** Aim **
Across the entries below, how many lines contain the word "Gonauser"? Give the number alone.

(Dataset listings of figures)
________________________________________
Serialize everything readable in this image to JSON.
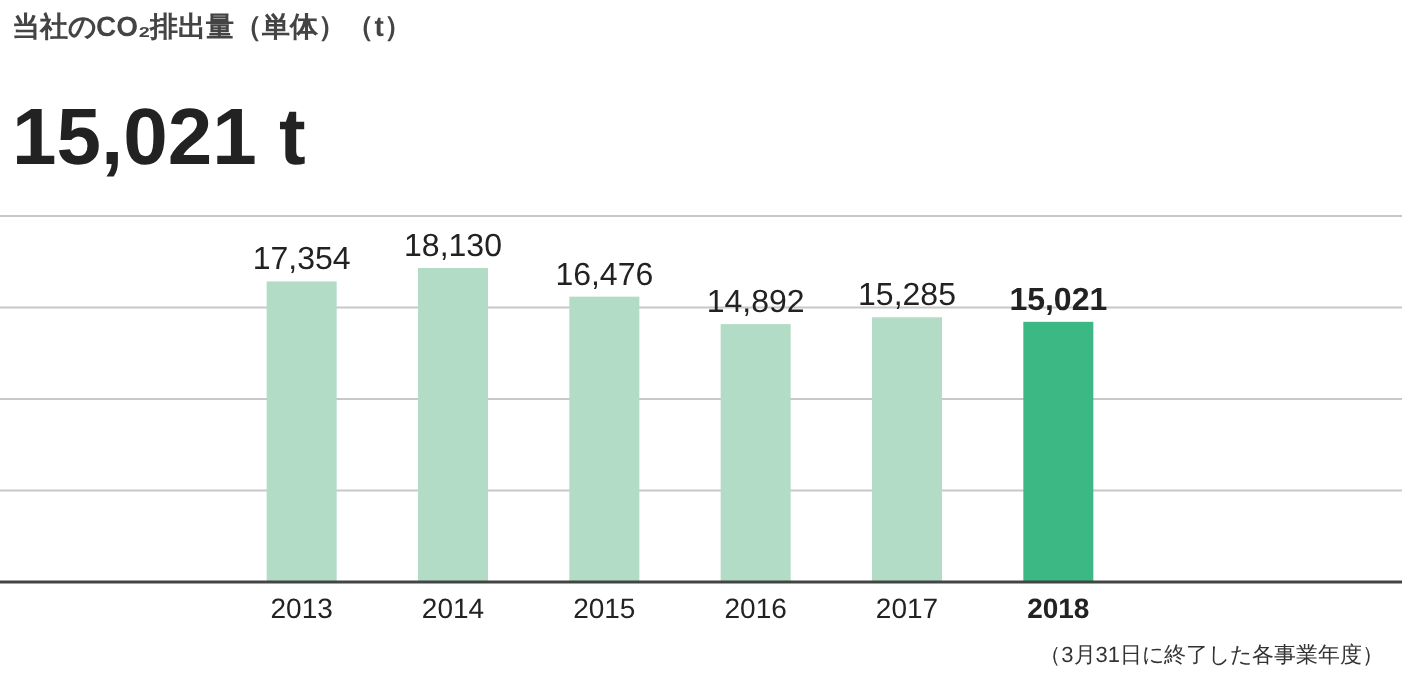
{
  "chart_data": {
    "type": "bar",
    "title": "当社のCO₂排出量（単体）（t）",
    "subtitle": "15,021 t",
    "categories": [
      "2013",
      "2014",
      "2015",
      "2016",
      "2017",
      "2018"
    ],
    "values": [
      17354,
      18130,
      16476,
      14892,
      15285,
      15021
    ],
    "colors": [
      "#b3dcc6",
      "#b3dcc6",
      "#b3dcc6",
      "#b3dcc6",
      "#b3dcc6",
      "#3bb883"
    ],
    "value_labels": [
      "17,354",
      "18,130",
      "16,476",
      "14,892",
      "15,285",
      "15,021"
    ],
    "grid": "y",
    "tick_labels": "x",
    "annotations": [
      "（3月31日に終了した各事業年度）"
    ]
  }
}
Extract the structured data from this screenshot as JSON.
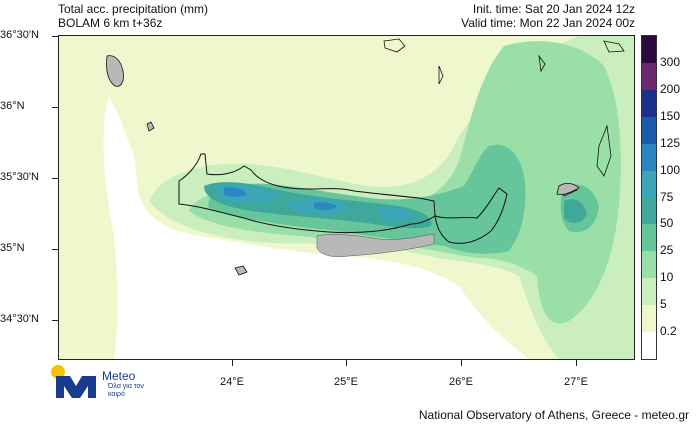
{
  "header": {
    "title_line1": "Total acc. precipitation (mm)",
    "title_line2": "BOLAM 6 km t+36z",
    "init_time": "Init. time: Sat 20 Jan 2024 12z",
    "valid_time": "Valid time: Mon 22 Jan 2024 00z"
  },
  "axes": {
    "lat_labels": [
      "36°30'N",
      "36°N",
      "35°30'N",
      "35°N",
      "34°30'N"
    ],
    "lon_labels": [
      "24°E",
      "25°E",
      "26°E",
      "27°E"
    ]
  },
  "legend": {
    "labels": [
      "300",
      "200",
      "150",
      "125",
      "100",
      "75",
      "50",
      "25",
      "10",
      "5",
      "0.2"
    ],
    "colors": [
      "#2a0a3f",
      "#6b2a6e",
      "#1c2f8a",
      "#1a5aa8",
      "#2c86c0",
      "#3aa6b8",
      "#3fa89a",
      "#66c59a",
      "#9adfa8",
      "#cbeebf",
      "#eef8cc",
      "#ffffff"
    ]
  },
  "logo": {
    "name": "Meteo",
    "tagline": "Όλα για τον καιρό"
  },
  "footer": {
    "credit": "National Observatory of Athens, Greece - meteo.gr"
  }
}
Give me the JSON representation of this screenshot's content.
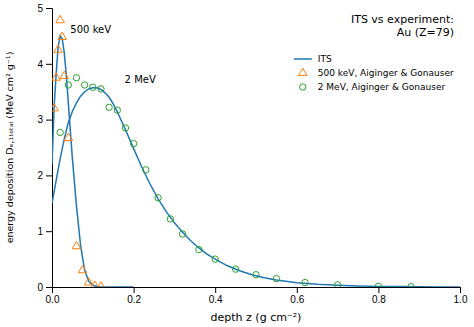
{
  "chart_data": {
    "type": "line",
    "title": "ITS vs experiment:\nAu (Z=79)",
    "xlabel": "depth z (g cm⁻²)",
    "ylabel": "energy deposition Dₑ,₁ₜₒₜₐₗ (MeV cm² g⁻¹)",
    "xlim": [
      0.0,
      1.0
    ],
    "ylim": [
      0.0,
      5.0
    ],
    "xticks": [
      {
        "value": 0.0,
        "label": "0.0"
      },
      0.2,
      0.4,
      0.6,
      0.8,
      {
        "value": 1.0,
        "label": "1.0"
      }
    ],
    "yticks": [
      0,
      1,
      2,
      3,
      4,
      5
    ],
    "grid": false,
    "legend": "upper right",
    "series": [
      {
        "name": "ITS",
        "type": "line",
        "x": [
          0.0,
          0.005,
          0.01,
          0.015,
          0.02,
          0.025,
          0.03,
          0.035,
          0.04,
          0.045,
          0.05,
          0.06,
          0.07,
          0.08,
          0.09,
          0.1,
          0.11,
          0.12,
          0.13,
          0.14,
          0.15,
          0.16,
          0.17,
          0.18,
          0.2
        ],
        "values": [
          2.2,
          3.2,
          3.8,
          4.3,
          4.5,
          4.45,
          4.2,
          3.8,
          3.3,
          2.8,
          2.3,
          1.45,
          0.75,
          0.3,
          0.1,
          0.03,
          0.008,
          0.001,
          0.0002,
          5e-05,
          1e-05,
          5e-06,
          2e-06,
          1e-06,
          0.0
        ]
      },
      {
        "name": "ITS",
        "type": "line",
        "x": [
          0.0,
          0.01,
          0.02,
          0.03,
          0.04,
          0.05,
          0.06,
          0.07,
          0.08,
          0.09,
          0.1,
          0.11,
          0.12,
          0.13,
          0.14,
          0.15,
          0.16,
          0.17,
          0.18,
          0.19,
          0.2,
          0.22,
          0.24,
          0.26,
          0.28,
          0.3,
          0.32,
          0.34,
          0.36,
          0.38,
          0.4,
          0.43,
          0.46,
          0.49,
          0.52,
          0.55,
          0.6,
          0.65,
          0.7,
          0.75,
          0.8,
          0.85,
          0.9,
          0.95,
          1.0
        ],
        "values": [
          1.5,
          1.9,
          2.3,
          2.65,
          2.95,
          3.15,
          3.3,
          3.42,
          3.5,
          3.55,
          3.57,
          3.57,
          3.54,
          3.48,
          3.4,
          3.28,
          3.14,
          2.98,
          2.82,
          2.65,
          2.48,
          2.15,
          1.85,
          1.58,
          1.35,
          1.15,
          0.98,
          0.83,
          0.7,
          0.59,
          0.5,
          0.38,
          0.29,
          0.22,
          0.165,
          0.125,
          0.075,
          0.048,
          0.03,
          0.018,
          0.011,
          0.007,
          0.004,
          0.002,
          0.001
        ]
      },
      {
        "name": "500 keV, Aiginger & Gonauser",
        "type": "scatter",
        "marker": "triangle",
        "x": [
          0.005,
          0.01,
          0.015,
          0.02,
          0.025,
          0.03,
          0.04,
          0.06,
          0.075,
          0.09,
          0.105,
          0.12
        ],
        "values": [
          3.2,
          3.75,
          4.25,
          4.78,
          4.48,
          3.78,
          2.67,
          0.73,
          0.3,
          0.08,
          0.02,
          0.005
        ]
      },
      {
        "name": "2 MeV, Aiginger & Gonauser",
        "type": "scatter",
        "marker": "circle",
        "x": [
          0.02,
          0.04,
          0.06,
          0.08,
          0.1,
          0.12,
          0.14,
          0.16,
          0.18,
          0.2,
          0.23,
          0.26,
          0.29,
          0.32,
          0.36,
          0.4,
          0.45,
          0.5,
          0.55,
          0.62,
          0.7,
          0.8,
          0.88
        ],
        "values": [
          2.77,
          3.62,
          3.75,
          3.62,
          3.58,
          3.55,
          3.22,
          3.17,
          2.85,
          2.57,
          2.1,
          1.6,
          1.22,
          0.95,
          0.67,
          0.5,
          0.32,
          0.22,
          0.15,
          0.08,
          0.038,
          0.012,
          0.005
        ]
      }
    ],
    "annotations": [
      {
        "text": "500 keV",
        "x": 0.045,
        "y": 4.56
      },
      {
        "text": "2 MeV",
        "x": 0.178,
        "y": 3.65
      }
    ]
  }
}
________________________________________
** Reply to the exercise **
2